Work to do:
Copy out the entries verbatim, starting from their first line and stopping after the line that contains "x-tick-label: 4 bbox=[144, 529, 149, 539]".

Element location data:
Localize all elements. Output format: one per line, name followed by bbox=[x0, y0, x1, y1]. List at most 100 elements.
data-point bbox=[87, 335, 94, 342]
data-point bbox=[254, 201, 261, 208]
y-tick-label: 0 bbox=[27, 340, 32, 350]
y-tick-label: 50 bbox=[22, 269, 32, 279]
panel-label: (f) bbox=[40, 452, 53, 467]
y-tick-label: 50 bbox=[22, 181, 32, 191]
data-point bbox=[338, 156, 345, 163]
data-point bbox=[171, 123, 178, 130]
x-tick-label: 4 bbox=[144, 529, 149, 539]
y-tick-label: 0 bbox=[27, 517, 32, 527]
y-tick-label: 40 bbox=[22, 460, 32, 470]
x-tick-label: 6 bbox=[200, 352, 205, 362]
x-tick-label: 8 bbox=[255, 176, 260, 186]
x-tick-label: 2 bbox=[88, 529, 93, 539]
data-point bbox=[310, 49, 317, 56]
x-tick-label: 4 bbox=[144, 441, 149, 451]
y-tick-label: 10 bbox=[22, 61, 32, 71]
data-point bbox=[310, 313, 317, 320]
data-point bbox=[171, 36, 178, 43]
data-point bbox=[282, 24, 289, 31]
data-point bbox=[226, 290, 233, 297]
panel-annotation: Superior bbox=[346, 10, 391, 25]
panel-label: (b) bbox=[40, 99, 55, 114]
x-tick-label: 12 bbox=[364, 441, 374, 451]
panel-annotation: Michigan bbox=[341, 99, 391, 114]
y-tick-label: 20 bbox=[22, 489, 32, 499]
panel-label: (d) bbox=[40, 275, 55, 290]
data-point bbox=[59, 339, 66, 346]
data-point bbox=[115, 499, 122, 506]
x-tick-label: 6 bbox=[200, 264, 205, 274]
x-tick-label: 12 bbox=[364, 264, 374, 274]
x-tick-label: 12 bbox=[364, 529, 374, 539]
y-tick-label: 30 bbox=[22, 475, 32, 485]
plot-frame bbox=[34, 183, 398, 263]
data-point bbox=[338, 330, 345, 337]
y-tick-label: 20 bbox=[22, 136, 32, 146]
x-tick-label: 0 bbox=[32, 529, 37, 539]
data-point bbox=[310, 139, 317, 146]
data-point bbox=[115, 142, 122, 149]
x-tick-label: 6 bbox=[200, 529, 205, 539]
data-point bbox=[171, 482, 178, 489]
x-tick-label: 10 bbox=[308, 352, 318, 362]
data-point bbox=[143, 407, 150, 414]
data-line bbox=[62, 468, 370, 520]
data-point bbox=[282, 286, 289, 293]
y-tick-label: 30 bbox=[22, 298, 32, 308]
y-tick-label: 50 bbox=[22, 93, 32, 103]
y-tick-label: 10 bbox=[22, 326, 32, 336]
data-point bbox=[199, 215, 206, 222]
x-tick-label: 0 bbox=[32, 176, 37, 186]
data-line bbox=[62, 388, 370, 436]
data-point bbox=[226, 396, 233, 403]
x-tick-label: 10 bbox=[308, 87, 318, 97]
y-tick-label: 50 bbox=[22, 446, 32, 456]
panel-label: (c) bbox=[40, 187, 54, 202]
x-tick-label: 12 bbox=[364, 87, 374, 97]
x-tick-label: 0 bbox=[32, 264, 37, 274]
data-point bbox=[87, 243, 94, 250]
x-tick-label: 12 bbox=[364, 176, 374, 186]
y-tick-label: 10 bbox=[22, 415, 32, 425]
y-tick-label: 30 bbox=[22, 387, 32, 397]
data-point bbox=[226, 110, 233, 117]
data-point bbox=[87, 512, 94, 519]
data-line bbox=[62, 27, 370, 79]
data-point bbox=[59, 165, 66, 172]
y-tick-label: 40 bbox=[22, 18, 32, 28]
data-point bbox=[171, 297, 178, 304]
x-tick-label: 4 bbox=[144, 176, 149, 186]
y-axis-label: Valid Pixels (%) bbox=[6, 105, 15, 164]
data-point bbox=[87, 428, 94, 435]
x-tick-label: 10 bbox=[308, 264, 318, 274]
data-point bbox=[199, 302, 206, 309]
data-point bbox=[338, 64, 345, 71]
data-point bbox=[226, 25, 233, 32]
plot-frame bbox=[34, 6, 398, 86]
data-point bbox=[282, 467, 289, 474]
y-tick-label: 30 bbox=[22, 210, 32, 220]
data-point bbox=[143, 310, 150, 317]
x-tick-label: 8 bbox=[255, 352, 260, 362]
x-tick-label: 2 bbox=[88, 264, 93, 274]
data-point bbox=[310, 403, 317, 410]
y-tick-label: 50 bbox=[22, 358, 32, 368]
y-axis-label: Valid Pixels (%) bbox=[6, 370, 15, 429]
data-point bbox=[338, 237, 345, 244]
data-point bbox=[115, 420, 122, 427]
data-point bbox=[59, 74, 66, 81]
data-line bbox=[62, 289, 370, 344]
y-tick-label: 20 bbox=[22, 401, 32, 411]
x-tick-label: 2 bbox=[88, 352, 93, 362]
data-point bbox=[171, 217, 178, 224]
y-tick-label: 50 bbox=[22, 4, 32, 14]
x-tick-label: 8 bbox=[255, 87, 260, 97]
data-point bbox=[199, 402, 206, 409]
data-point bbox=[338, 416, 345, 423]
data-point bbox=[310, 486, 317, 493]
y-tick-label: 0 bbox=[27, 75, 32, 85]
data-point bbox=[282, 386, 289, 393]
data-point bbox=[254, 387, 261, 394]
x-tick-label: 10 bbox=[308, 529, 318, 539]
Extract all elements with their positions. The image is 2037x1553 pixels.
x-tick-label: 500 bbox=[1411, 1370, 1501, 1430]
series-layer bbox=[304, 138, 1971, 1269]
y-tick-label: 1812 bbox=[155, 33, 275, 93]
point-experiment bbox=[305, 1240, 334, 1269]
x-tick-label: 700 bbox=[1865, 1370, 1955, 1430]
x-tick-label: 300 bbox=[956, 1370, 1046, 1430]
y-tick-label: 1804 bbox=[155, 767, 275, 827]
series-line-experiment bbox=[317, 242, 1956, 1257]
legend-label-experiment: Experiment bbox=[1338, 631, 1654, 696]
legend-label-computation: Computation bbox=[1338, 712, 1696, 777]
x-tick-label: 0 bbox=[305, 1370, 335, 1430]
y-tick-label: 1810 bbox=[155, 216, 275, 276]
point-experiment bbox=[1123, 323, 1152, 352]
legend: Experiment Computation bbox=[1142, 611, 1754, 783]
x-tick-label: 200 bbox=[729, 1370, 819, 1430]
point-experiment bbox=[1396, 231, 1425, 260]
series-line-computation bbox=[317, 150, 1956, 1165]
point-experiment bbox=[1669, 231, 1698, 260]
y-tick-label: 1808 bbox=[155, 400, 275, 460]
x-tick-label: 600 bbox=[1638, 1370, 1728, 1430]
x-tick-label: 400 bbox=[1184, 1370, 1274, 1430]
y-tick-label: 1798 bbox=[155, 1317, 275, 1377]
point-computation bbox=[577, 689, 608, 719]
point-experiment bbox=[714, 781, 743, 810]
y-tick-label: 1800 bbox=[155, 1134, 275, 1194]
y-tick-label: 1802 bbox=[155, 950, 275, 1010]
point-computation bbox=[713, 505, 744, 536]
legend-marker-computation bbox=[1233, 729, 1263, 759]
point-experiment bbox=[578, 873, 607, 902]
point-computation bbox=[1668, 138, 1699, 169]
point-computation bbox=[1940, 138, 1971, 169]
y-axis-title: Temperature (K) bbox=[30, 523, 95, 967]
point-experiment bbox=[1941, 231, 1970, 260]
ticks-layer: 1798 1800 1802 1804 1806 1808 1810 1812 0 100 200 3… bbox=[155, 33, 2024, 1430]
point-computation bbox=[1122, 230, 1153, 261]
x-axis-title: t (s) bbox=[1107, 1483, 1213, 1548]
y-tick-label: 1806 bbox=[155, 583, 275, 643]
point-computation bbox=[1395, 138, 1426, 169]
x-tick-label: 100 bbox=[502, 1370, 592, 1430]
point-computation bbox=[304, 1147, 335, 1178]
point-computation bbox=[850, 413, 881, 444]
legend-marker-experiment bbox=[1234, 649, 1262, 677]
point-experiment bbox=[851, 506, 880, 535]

Correct output:
Localize all elements. Output format: one per line, name followed by bbox=[x0, y0, x1, y1]. List at most 100 elements.
data-point bbox=[87, 335, 94, 342]
data-point bbox=[254, 201, 261, 208]
y-tick-label: 0 bbox=[27, 340, 32, 350]
y-tick-label: 50 bbox=[22, 269, 32, 279]
panel-label: (f) bbox=[40, 452, 53, 467]
y-tick-label: 50 bbox=[22, 181, 32, 191]
data-point bbox=[338, 156, 345, 163]
data-point bbox=[171, 123, 178, 130]
x-tick-label: 4 bbox=[144, 529, 149, 539]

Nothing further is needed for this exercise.